WORK REQUIRED:
Write the number of lines holding the word "this", and nothing else.

_ _ _ _ _

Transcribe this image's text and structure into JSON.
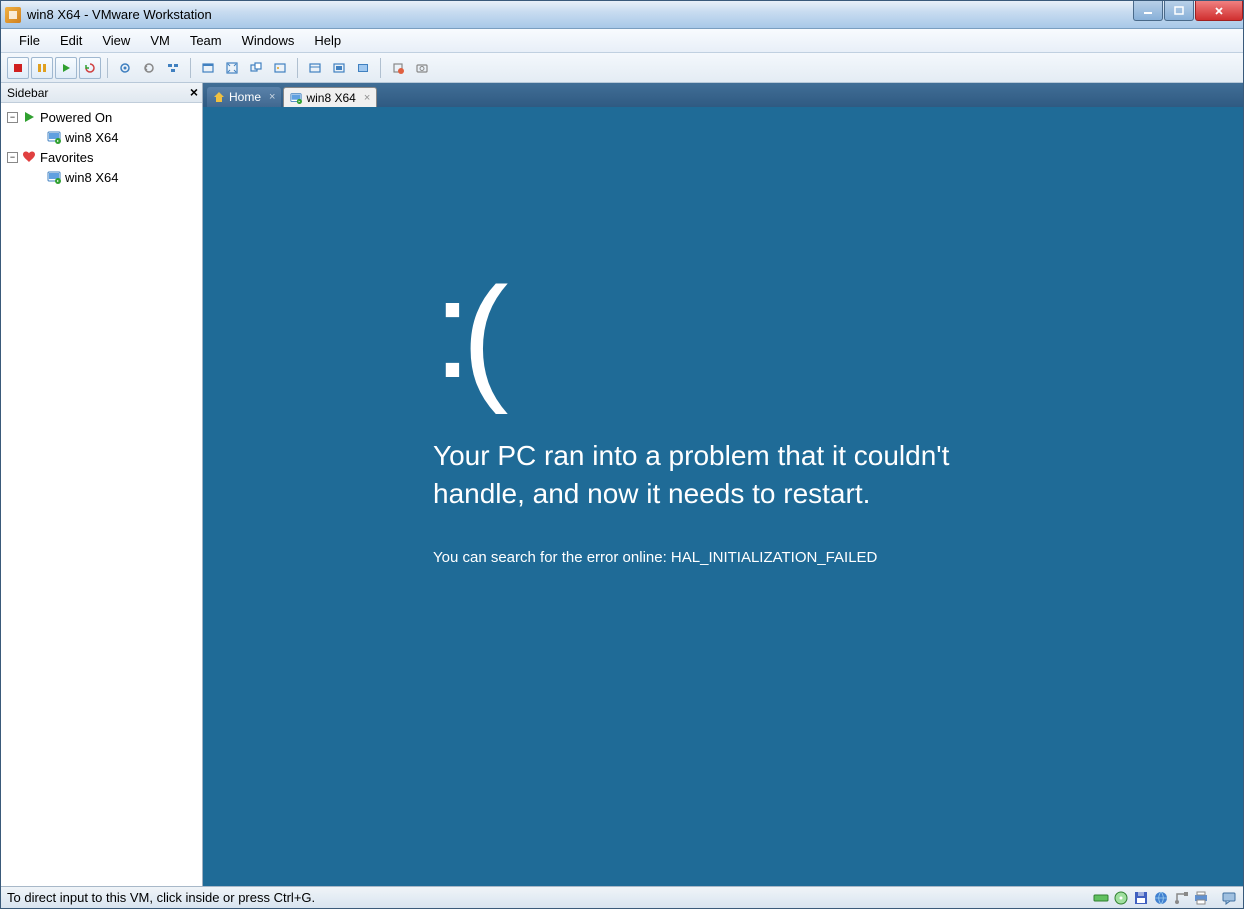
{
  "title": "win8 X64 - VMware Workstation",
  "menu": [
    "File",
    "Edit",
    "View",
    "VM",
    "Team",
    "Windows",
    "Help"
  ],
  "sidebar": {
    "title": "Sidebar",
    "groups": [
      {
        "label": "Powered On",
        "items": [
          "win8 X64"
        ]
      },
      {
        "label": "Favorites",
        "items": [
          "win8 X64"
        ]
      }
    ]
  },
  "tabs": [
    {
      "label": "Home",
      "active": false
    },
    {
      "label": "win8 X64",
      "active": true
    }
  ],
  "bsod": {
    "face": ":(",
    "message": "Your PC ran into a problem that it couldn't handle, and now it needs to restart.",
    "sub": "You can search for the error online: HAL_INITIALIZATION_FAILED"
  },
  "status": "To direct input to this VM, click inside or press Ctrl+G."
}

_ _ _ _ _

TASK RESULT:
2